A Hindi daily the other day reproduced prominently on its front page a photocopy of the circular issued by the group editor of the said publication to various department heads, listing the names of 16 journalists and writers, including Booker Prize-winning author Arundhati Roy, who were to be banned from all titles brought out by the business group.
The next day in the Rajya Sabha, CPI-M member Sarla Maheshwari raised the issue of the 'arbitrary pre-censorship' by the said publication, arguing that it militates against the principles of a free press.
A member or two did try to defend the said publication, but it was clear that the silent majority did not deem the unqualified censorship a healthy development for the media. The upshot of this was that the promoter of the business house lost no time in divesting the group editor of his publications of his editorial responsibilities.
Last heard, they were trying to find him some other job within the vast and diverse business house.
A capital politician
Rajinder Kaur Bhattal, Punjab's deputy chief minister and minister for higher education, spends so much time in Delhi that you would think she has shifted base to the national capital.
A perennial dissident who covets Chief Minister Amarinder Singh's job, Bhattal logs more time in Delhi lobbying various Congress party bigwigs rather than paying attention to the not-so-insignificant charge of higher and technical education in her state.
Invariably, when Parliament is in session, Bhattal and her group of loyal Punjab Congressmen pitch their tent in the Central Hall and are seen ingratiating themselves with senior Congress office-bearers, notably powerful General Secretary Ambika Soni and Mohsina Kidwai, who was till recently in charge of Congress affairs in the state till Defence Minister Pranab Mukherjee was asked to take over following the inter-state crisis over the sharing of river waters.
Kidwai still holds court in a corner with Bhattal and other supplicant Congress leaders taking turns to speak to her about their concerns, which inevitably relate to self-promotion masked as the greater good of the party and the country.

Written task a: Restate word for word the stretch of the column from "A member or" through "diverse business house.".
The column and the records come from unrelated sources.

Recorded data:
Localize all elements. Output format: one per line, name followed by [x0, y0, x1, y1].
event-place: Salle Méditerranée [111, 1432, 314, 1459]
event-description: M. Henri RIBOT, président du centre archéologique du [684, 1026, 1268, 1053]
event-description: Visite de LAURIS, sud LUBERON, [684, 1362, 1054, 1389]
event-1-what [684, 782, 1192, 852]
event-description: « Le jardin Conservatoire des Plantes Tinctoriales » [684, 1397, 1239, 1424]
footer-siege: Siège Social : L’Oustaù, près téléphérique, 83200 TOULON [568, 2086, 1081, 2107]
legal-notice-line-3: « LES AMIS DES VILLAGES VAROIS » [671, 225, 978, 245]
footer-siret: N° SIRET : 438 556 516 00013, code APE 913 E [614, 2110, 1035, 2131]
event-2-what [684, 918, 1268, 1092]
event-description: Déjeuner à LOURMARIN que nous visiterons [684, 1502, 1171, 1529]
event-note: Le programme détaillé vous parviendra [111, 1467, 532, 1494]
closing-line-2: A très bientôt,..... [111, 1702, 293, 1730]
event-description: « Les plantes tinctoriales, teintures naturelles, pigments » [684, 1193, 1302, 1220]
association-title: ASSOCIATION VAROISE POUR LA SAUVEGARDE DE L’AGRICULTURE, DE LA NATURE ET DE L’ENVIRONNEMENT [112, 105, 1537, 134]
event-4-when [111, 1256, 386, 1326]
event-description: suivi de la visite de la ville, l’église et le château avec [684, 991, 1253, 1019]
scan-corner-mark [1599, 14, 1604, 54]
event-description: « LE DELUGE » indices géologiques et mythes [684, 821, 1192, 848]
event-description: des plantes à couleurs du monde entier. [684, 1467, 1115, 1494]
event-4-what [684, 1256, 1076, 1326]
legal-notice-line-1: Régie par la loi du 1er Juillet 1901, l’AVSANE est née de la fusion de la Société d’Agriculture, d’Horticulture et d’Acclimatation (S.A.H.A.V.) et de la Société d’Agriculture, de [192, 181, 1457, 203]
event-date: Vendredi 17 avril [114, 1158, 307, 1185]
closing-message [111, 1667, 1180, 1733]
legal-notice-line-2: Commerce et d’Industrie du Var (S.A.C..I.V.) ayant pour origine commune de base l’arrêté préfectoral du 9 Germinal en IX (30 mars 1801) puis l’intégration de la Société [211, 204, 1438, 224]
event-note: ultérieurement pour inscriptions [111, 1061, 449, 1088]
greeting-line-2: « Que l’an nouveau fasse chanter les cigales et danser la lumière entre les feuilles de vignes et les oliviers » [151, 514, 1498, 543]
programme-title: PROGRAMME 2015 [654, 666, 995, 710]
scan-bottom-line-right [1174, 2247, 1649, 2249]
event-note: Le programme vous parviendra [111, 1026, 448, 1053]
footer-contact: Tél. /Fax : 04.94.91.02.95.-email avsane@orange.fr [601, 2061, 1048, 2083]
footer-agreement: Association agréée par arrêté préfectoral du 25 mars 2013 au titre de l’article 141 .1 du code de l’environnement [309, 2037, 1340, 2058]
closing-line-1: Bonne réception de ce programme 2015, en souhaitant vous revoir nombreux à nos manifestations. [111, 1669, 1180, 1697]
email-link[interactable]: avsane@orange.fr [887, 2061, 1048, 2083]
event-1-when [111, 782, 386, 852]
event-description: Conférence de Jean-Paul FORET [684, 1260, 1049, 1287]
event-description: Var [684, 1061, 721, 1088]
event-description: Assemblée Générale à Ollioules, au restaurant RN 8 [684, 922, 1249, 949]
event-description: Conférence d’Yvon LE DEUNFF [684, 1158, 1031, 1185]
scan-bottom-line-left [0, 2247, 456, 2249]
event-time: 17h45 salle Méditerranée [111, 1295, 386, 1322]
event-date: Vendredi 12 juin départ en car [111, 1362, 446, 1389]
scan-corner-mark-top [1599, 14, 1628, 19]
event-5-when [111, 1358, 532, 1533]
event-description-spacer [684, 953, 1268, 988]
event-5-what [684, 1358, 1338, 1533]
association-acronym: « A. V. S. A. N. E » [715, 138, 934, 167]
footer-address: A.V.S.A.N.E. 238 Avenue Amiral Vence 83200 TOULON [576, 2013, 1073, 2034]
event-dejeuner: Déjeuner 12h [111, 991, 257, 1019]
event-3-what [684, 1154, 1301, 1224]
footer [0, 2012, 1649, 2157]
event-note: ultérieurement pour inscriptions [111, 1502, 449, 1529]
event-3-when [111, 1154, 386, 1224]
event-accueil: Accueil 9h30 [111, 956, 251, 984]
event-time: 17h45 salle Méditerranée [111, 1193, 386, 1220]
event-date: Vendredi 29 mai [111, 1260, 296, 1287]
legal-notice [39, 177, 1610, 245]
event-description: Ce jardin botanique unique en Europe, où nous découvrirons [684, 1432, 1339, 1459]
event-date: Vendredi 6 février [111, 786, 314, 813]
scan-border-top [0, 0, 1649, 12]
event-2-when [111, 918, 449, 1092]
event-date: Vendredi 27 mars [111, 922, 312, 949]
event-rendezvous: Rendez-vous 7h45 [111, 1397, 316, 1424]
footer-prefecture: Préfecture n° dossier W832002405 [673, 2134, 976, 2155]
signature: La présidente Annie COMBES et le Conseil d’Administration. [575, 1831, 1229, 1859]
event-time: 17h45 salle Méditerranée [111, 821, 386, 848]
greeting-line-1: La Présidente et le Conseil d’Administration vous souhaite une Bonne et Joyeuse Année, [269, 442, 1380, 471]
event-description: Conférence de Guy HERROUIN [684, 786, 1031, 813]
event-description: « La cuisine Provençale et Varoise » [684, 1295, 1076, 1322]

Written task b: Rewrite the stretch of the records from their start through the line containing "event-description: M. Henri" as a JSON list of strings, one per line, leaving out any blank lines.

Exercise answer a:
A member or two did try to defend the said publication, but it was clear that the silent majority did not deem the unqualified censorship a healthy development for the media. The upshot of this was that the promoter of the business house lost no time in divesting the group editor of his publications of his editorial responsibilities.
Last heard, they were trying to find him some other job within the vast and diverse business house.

Exercise answer b:
[
  "Localize all elements. Output format: one per line, name followed by [x0, y0, x1, y1].",
  "event-place: Salle Méditerranée [111, 1432, 314, 1459]",
  "event-description: M. Henri RIBOT, président du centre archéologique du [684, 1026, 1268, 1053]"
]